◆ Aim of the task:
Output the material below in its entirety, exactly as given.

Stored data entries
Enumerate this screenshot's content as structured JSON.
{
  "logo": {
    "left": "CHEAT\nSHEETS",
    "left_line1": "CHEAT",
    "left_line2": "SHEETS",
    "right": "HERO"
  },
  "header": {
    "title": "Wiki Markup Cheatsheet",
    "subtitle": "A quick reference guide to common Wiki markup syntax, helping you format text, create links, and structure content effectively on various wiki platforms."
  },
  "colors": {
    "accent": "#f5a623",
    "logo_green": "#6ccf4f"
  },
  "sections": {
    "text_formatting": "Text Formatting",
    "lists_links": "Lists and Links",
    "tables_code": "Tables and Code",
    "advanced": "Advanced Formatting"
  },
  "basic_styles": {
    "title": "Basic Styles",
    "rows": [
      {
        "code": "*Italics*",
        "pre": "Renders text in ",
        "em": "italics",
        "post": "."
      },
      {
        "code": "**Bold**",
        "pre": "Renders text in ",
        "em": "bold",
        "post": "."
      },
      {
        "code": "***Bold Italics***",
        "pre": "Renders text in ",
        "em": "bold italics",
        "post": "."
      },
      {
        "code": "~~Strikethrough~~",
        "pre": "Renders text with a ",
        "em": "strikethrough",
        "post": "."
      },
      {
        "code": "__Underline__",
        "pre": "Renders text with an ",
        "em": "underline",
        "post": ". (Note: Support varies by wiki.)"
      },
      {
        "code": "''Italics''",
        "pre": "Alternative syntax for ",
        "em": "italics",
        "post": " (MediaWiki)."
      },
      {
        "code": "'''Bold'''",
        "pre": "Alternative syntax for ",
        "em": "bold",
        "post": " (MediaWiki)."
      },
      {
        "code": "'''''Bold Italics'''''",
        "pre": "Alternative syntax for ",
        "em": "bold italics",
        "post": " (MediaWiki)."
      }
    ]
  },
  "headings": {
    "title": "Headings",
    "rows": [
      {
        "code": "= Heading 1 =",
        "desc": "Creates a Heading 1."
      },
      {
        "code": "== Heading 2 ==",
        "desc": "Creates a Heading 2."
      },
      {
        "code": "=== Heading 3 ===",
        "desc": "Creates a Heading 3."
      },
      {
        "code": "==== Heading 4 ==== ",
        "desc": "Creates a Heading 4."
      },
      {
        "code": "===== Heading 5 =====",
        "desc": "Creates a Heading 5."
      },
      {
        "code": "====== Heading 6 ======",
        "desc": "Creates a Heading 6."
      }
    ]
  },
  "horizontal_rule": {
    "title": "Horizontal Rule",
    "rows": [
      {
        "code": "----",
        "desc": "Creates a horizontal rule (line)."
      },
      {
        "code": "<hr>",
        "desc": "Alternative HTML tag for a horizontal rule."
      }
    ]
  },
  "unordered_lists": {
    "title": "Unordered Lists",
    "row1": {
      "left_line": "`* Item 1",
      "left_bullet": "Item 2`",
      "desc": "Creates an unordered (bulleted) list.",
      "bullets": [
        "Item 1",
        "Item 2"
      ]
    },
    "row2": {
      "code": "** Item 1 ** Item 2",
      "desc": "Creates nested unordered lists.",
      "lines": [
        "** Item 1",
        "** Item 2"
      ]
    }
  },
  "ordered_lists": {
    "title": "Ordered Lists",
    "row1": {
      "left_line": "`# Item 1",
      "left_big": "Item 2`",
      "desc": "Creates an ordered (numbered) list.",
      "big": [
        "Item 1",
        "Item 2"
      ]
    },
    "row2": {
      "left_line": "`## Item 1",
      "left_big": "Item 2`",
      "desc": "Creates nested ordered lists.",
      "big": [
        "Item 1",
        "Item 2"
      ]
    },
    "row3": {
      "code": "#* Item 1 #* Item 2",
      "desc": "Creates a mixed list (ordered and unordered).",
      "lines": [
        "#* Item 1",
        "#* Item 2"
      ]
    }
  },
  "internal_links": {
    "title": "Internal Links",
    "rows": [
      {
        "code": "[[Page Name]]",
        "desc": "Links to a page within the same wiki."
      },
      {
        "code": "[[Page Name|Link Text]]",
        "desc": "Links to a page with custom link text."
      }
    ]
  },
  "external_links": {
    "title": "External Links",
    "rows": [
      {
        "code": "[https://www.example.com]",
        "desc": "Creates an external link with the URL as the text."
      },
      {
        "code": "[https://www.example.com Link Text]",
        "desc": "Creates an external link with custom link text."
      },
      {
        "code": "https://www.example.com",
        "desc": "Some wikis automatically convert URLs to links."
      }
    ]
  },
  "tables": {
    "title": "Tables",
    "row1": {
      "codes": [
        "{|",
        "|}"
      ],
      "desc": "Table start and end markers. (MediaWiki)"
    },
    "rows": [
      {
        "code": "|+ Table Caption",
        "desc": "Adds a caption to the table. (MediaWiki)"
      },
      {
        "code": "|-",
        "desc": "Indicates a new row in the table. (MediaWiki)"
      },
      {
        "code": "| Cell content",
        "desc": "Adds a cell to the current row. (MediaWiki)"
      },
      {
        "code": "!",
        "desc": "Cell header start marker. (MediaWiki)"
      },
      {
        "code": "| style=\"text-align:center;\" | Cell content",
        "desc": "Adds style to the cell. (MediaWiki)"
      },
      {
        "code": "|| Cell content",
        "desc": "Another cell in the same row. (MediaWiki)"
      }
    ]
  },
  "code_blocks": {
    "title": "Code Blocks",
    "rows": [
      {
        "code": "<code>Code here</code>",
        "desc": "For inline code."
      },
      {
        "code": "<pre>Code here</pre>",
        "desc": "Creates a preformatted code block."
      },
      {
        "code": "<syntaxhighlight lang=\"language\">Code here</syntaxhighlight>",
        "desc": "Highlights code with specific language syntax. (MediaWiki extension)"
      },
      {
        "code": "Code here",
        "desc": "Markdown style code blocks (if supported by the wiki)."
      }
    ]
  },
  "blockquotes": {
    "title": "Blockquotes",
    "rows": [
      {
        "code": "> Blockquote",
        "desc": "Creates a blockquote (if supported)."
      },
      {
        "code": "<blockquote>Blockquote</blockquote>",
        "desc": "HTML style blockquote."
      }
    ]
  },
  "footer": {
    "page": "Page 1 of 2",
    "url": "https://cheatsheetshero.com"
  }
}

◆ The completed task:
Enumerate this screenshot's content as structured JSON.
{
  "logo": {
    "left": "CHEAT\nSHEETS",
    "left_line1": "CHEAT",
    "left_line2": "SHEETS",
    "right": "HERO"
  },
  "header": {
    "title": "Wiki Markup Cheatsheet",
    "subtitle": "A quick reference guide to common Wiki markup syntax, helping you format text, create links, and structure content effectively on various wiki platforms."
  },
  "colors": {
    "accent": "#f5a623",
    "logo_green": "#6ccf4f"
  },
  "sections": {
    "text_formatting": "Text Formatting",
    "lists_links": "Lists and Links",
    "tables_code": "Tables and Code",
    "advanced": "Advanced Formatting"
  },
  "basic_styles": {
    "title": "Basic Styles",
    "rows": [
      {
        "code": "*Italics*",
        "pre": "Renders text in ",
        "em": "italics",
        "post": "."
      },
      {
        "code": "**Bold**",
        "pre": "Renders text in ",
        "em": "bold",
        "post": "."
      },
      {
        "code": "***Bold Italics***",
        "pre": "Renders text in ",
        "em": "bold italics",
        "post": "."
      },
      {
        "code": "~~Strikethrough~~",
        "pre": "Renders text with a ",
        "em": "strikethrough",
        "post": "."
      },
      {
        "code": "__Underline__",
        "pre": "Renders text with an ",
        "em": "underline",
        "post": ". (Note: Support varies by wiki.)"
      },
      {
        "code": "''Italics''",
        "pre": "Alternative syntax for ",
        "em": "italics",
        "post": " (MediaWiki)."
      },
      {
        "code": "'''Bold'''",
        "pre": "Alternative syntax for ",
        "em": "bold",
        "post": " (MediaWiki)."
      },
      {
        "code": "'''''Bold Italics'''''",
        "pre": "Alternative syntax for ",
        "em": "bold italics",
        "post": " (MediaWiki)."
      }
    ]
  },
  "headings": {
    "title": "Headings",
    "rows": [
      {
        "code": "= Heading 1 =",
        "desc": "Creates a Heading 1."
      },
      {
        "code": "== Heading 2 ==",
        "desc": "Creates a Heading 2."
      },
      {
        "code": "=== Heading 3 ===",
        "desc": "Creates a Heading 3."
      },
      {
        "code": "==== Heading 4 ==== ",
        "desc": "Creates a Heading 4."
      },
      {
        "code": "===== Heading 5 =====",
        "desc": "Creates a Heading 5."
      },
      {
        "code": "====== Heading 6 ======",
        "desc": "Creates a Heading 6."
      }
    ]
  },
  "horizontal_rule": {
    "title": "Horizontal Rule",
    "rows": [
      {
        "code": "----",
        "desc": "Creates a horizontal rule (line)."
      },
      {
        "code": "<hr>",
        "desc": "Alternative HTML tag for a horizontal rule."
      }
    ]
  },
  "unordered_lists": {
    "title": "Unordered Lists",
    "row1": {
      "left_line": "`* Item 1",
      "left_bullet": "Item 2`",
      "desc": "Creates an unordered (bulleted) list.",
      "bullets": [
        "Item 1",
        "Item 2"
      ]
    },
    "row2": {
      "code": "** Item 1 ** Item 2",
      "desc": "Creates nested unordered lists.",
      "lines": [
        "** Item 1",
        "** Item 2"
      ]
    }
  },
  "ordered_lists": {
    "title": "Ordered Lists",
    "row1": {
      "left_line": "`# Item 1",
      "left_big": "Item 2`",
      "desc": "Creates an ordered (numbered) list.",
      "big": [
        "Item 1",
        "Item 2"
      ]
    },
    "row2": {
      "left_line": "`## Item 1",
      "left_big": "Item 2`",
      "desc": "Creates nested ordered lists.",
      "big": [
        "Item 1",
        "Item 2"
      ]
    },
    "row3": {
      "code": "#* Item 1 #* Item 2",
      "desc": "Creates a mixed list (ordered and unordered).",
      "lines": [
        "#* Item 1",
        "#* Item 2"
      ]
    }
  },
  "internal_links": {
    "title": "Internal Links",
    "rows": [
      {
        "code": "[[Page Name]]",
        "desc": "Links to a page within the same wiki."
      },
      {
        "code": "[[Page Name|Link Text]]",
        "desc": "Links to a page with custom link text."
      }
    ]
  },
  "external_links": {
    "title": "External Links",
    "rows": [
      {
        "code": "[https://www.example.com]",
        "desc": "Creates an external link with the URL as the text."
      },
      {
        "code": "[https://www.example.com Link Text]",
        "desc": "Creates an external link with custom link text."
      },
      {
        "code": "https://www.example.com",
        "desc": "Some wikis automatically convert URLs to links."
      }
    ]
  },
  "tables": {
    "title": "Tables",
    "row1": {
      "codes": [
        "{|",
        "|}"
      ],
      "desc": "Table start and end markers. (MediaWiki)"
    },
    "rows": [
      {
        "code": "|+ Table Caption",
        "desc": "Adds a caption to the table. (MediaWiki)"
      },
      {
        "code": "|-",
        "desc": "Indicates a new row in the table. (MediaWiki)"
      },
      {
        "code": "| Cell content",
        "desc": "Adds a cell to the current row. (MediaWiki)"
      },
      {
        "code": "!",
        "desc": "Cell header start marker. (MediaWiki)"
      },
      {
        "code": "| style=\"text-align:center;\" | Cell content",
        "desc": "Adds style to the cell. (MediaWiki)"
      },
      {
        "code": "|| Cell content",
        "desc": "Another cell in the same row. (MediaWiki)"
      }
    ]
  },
  "code_blocks": {
    "title": "Code Blocks",
    "rows": [
      {
        "code": "<code>Code here</code>",
        "desc": "For inline code."
      },
      {
        "code": "<pre>Code here</pre>",
        "desc": "Creates a preformatted code block."
      },
      {
        "code": "<syntaxhighlight lang=\"language\">Code here</syntaxhighlight>",
        "desc": "Highlights code with specific language syntax. (MediaWiki extension)"
      },
      {
        "code": "Code here",
        "desc": "Markdown style code blocks (if supported by the wiki)."
      }
    ]
  },
  "blockquotes": {
    "title": "Blockquotes",
    "rows": [
      {
        "code": "> Blockquote",
        "desc": "Creates a blockquote (if supported)."
      },
      {
        "code": "<blockquote>Blockquote</blockquote>",
        "desc": "HTML style blockquote."
      }
    ]
  },
  "footer": {
    "page": "Page 1 of 2",
    "url": "https://cheatsheetshero.com"
  }
}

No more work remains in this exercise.